— TASK GOAL —
Copy all the entries word for word, but omit the pictures.

— DATASET ENTRIES —
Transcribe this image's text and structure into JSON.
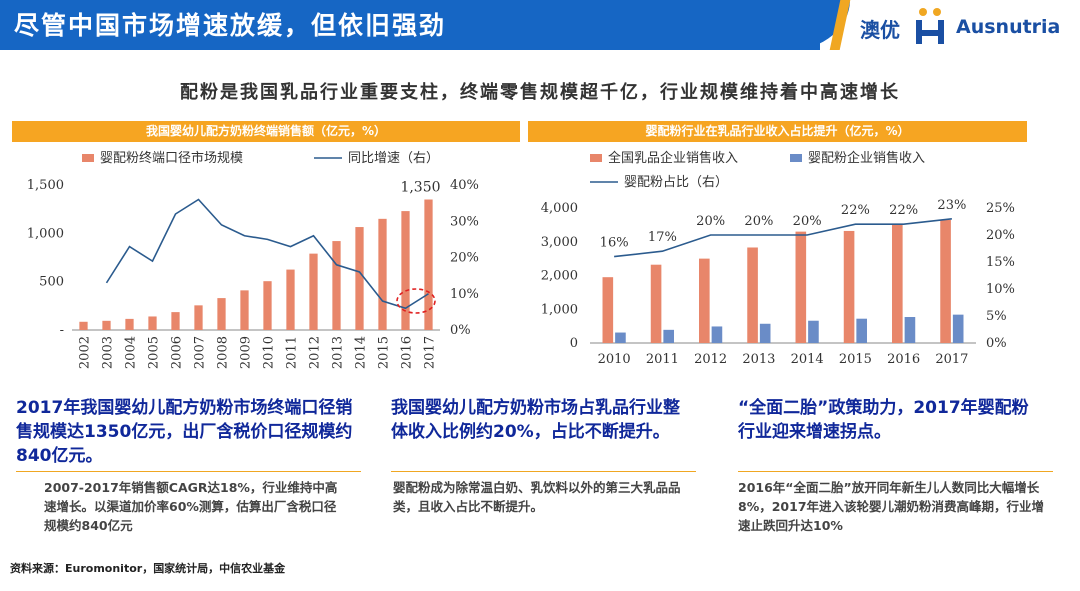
{
  "header": {
    "title": "尽管中国市场增速放缓，但依旧强劲",
    "logo_cn": "澳优",
    "logo_en": "Ausnutria"
  },
  "subtitle": "配粉是我国乳品行业重要支柱，终端零售规模超千亿，行业规模维持着中高速增长",
  "colors": {
    "bar_orange": "#e8866a",
    "bar_blue": "#6a8cc7",
    "line_blue": "#2b5b8e",
    "title_band": "#f6a522",
    "header_blue": "#1666c4",
    "highlight_text": "#10289a"
  },
  "chart_data": [
    {
      "type": "bar",
      "title": "我国婴幼儿配方奶粉终端销售额（亿元，%）",
      "categories": [
        "2002",
        "2003",
        "2004",
        "2005",
        "2006",
        "2007",
        "2008",
        "2009",
        "2010",
        "2011",
        "2012",
        "2013",
        "2014",
        "2015",
        "2016",
        "2017"
      ],
      "series": [
        {
          "name": "婴配粉终端口径市场规模",
          "type": "bar",
          "axis": "left",
          "values": [
            85,
            95,
            115,
            140,
            185,
            255,
            330,
            410,
            505,
            625,
            790,
            920,
            1065,
            1150,
            1230,
            1350
          ]
        },
        {
          "name": "同比增速（右）",
          "type": "line",
          "axis": "right",
          "values": [
            null,
            13,
            23,
            19,
            32,
            36,
            29,
            26,
            25,
            23,
            26,
            18,
            16,
            8,
            6,
            10
          ]
        }
      ],
      "data_labels": [
        {
          "category": "2017",
          "text": "1,350"
        }
      ],
      "yticks_left": [
        "-",
        "500",
        "1,000",
        "1,500"
      ],
      "ylim_left": [
        0,
        1500
      ],
      "yticks_right": [
        "0%",
        "10%",
        "20%",
        "30%",
        "40%"
      ],
      "ylim_right": [
        0,
        40
      ],
      "annotation": "red dashed circle around 2016–2017 growth rebound",
      "legend": "top"
    },
    {
      "type": "bar",
      "title": "婴配粉行业在乳品行业收入占比提升（亿元，%）",
      "categories": [
        "2010",
        "2011",
        "2012",
        "2013",
        "2014",
        "2015",
        "2016",
        "2017"
      ],
      "series": [
        {
          "name": "全国乳品企业销售收入",
          "type": "bar",
          "axis": "left",
          "values": [
            1950,
            2320,
            2500,
            2830,
            3300,
            3320,
            3500,
            3650
          ]
        },
        {
          "name": "婴配粉企业销售收入",
          "type": "bar",
          "axis": "left",
          "values": [
            310,
            390,
            490,
            570,
            660,
            720,
            770,
            840
          ]
        },
        {
          "name": "婴配粉占比（右）",
          "type": "line",
          "axis": "right",
          "values": [
            16,
            17,
            20,
            20,
            20,
            22,
            22,
            23
          ]
        }
      ],
      "line_labels": [
        "16%",
        "17%",
        "20%",
        "20%",
        "20%",
        "22%",
        "22%",
        "23%"
      ],
      "yticks_left": [
        "0",
        "1,000",
        "2,000",
        "3,000",
        "4,000"
      ],
      "ylim_left": [
        0,
        4000
      ],
      "yticks_right": [
        "0%",
        "5%",
        "10%",
        "15%",
        "20%",
        "25%"
      ],
      "ylim_right": [
        0,
        25
      ],
      "legend": "top"
    }
  ],
  "highlights": [
    {
      "title": "2017年我国婴幼儿配方奶粉市场终端口径销售规模达1350亿元，出厂含税价口径规模约840亿元。",
      "note": "2007-2017年销售额CAGR达18%，行业维持中高速增长。以渠道加价率60%测算，估算出厂含税口径规模约840亿元"
    },
    {
      "title": "我国婴幼儿配方奶粉市场占乳品行业整体收入比例约20%，占比不断提升。",
      "note": "婴配粉成为除常温白奶、乳饮料以外的第三大乳品品类，且收入占比不断提升。"
    },
    {
      "title": "“全面二胎”政策助力，2017年婴配粉行业迎来增速拐点。",
      "note": "2016年“全面二胎”放开同年新生儿人数同比大幅增长8%，2017年进入该轮婴儿潮奶粉消费高峰期，行业增速止跌回升达10%"
    }
  ],
  "source": "资料来源：Euromonitor，国家统计局，中信农业基金"
}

— ANSWER FOR THIS EXERCISE —
Transcribe this image's text and structure into JSON.
{
  "header": {
    "title": "尽管中国市场增速放缓，但依旧强劲",
    "logo_cn": "澳优",
    "logo_en": "Ausnutria"
  },
  "subtitle": "配粉是我国乳品行业重要支柱，终端零售规模超千亿，行业规模维持着中高速增长",
  "colors": {
    "bar_orange": "#e8866a",
    "bar_blue": "#6a8cc7",
    "line_blue": "#2b5b8e",
    "title_band": "#f6a522",
    "header_blue": "#1666c4",
    "highlight_text": "#10289a"
  },
  "chart_data": [
    {
      "type": "bar",
      "title": "我国婴幼儿配方奶粉终端销售额（亿元，%）",
      "categories": [
        "2002",
        "2003",
        "2004",
        "2005",
        "2006",
        "2007",
        "2008",
        "2009",
        "2010",
        "2011",
        "2012",
        "2013",
        "2014",
        "2015",
        "2016",
        "2017"
      ],
      "series": [
        {
          "name": "婴配粉终端口径市场规模",
          "type": "bar",
          "axis": "left",
          "values": [
            85,
            95,
            115,
            140,
            185,
            255,
            330,
            410,
            505,
            625,
            790,
            920,
            1065,
            1150,
            1230,
            1350
          ]
        },
        {
          "name": "同比增速（右）",
          "type": "line",
          "axis": "right",
          "values": [
            null,
            13,
            23,
            19,
            32,
            36,
            29,
            26,
            25,
            23,
            26,
            18,
            16,
            8,
            6,
            10
          ]
        }
      ],
      "data_labels": [
        {
          "category": "2017",
          "text": "1,350"
        }
      ],
      "yticks_left": [
        "-",
        "500",
        "1,000",
        "1,500"
      ],
      "ylim_left": [
        0,
        1500
      ],
      "yticks_right": [
        "0%",
        "10%",
        "20%",
        "30%",
        "40%"
      ],
      "ylim_right": [
        0,
        40
      ],
      "annotation": "red dashed circle around 2016–2017 growth rebound",
      "legend": "top"
    },
    {
      "type": "bar",
      "title": "婴配粉行业在乳品行业收入占比提升（亿元，%）",
      "categories": [
        "2010",
        "2011",
        "2012",
        "2013",
        "2014",
        "2015",
        "2016",
        "2017"
      ],
      "series": [
        {
          "name": "全国乳品企业销售收入",
          "type": "bar",
          "axis": "left",
          "values": [
            1950,
            2320,
            2500,
            2830,
            3300,
            3320,
            3500,
            3650
          ]
        },
        {
          "name": "婴配粉企业销售收入",
          "type": "bar",
          "axis": "left",
          "values": [
            310,
            390,
            490,
            570,
            660,
            720,
            770,
            840
          ]
        },
        {
          "name": "婴配粉占比（右）",
          "type": "line",
          "axis": "right",
          "values": [
            16,
            17,
            20,
            20,
            20,
            22,
            22,
            23
          ]
        }
      ],
      "line_labels": [
        "16%",
        "17%",
        "20%",
        "20%",
        "20%",
        "22%",
        "22%",
        "23%"
      ],
      "yticks_left": [
        "0",
        "1,000",
        "2,000",
        "3,000",
        "4,000"
      ],
      "ylim_left": [
        0,
        4000
      ],
      "yticks_right": [
        "0%",
        "5%",
        "10%",
        "15%",
        "20%",
        "25%"
      ],
      "ylim_right": [
        0,
        25
      ],
      "legend": "top"
    }
  ],
  "highlights": [
    {
      "title": "2017年我国婴幼儿配方奶粉市场终端口径销售规模达1350亿元，出厂含税价口径规模约840亿元。",
      "note": "2007-2017年销售额CAGR达18%，行业维持中高速增长。以渠道加价率60%测算，估算出厂含税口径规模约840亿元"
    },
    {
      "title": "我国婴幼儿配方奶粉市场占乳品行业整体收入比例约20%，占比不断提升。",
      "note": "婴配粉成为除常温白奶、乳饮料以外的第三大乳品品类，且收入占比不断提升。"
    },
    {
      "title": "“全面二胎”政策助力，2017年婴配粉行业迎来增速拐点。",
      "note": "2016年“全面二胎”放开同年新生儿人数同比大幅增长8%，2017年进入该轮婴儿潮奶粉消费高峰期，行业增速止跌回升达10%"
    }
  ],
  "source": "资料来源：Euromonitor，国家统计局，中信农业基金"
}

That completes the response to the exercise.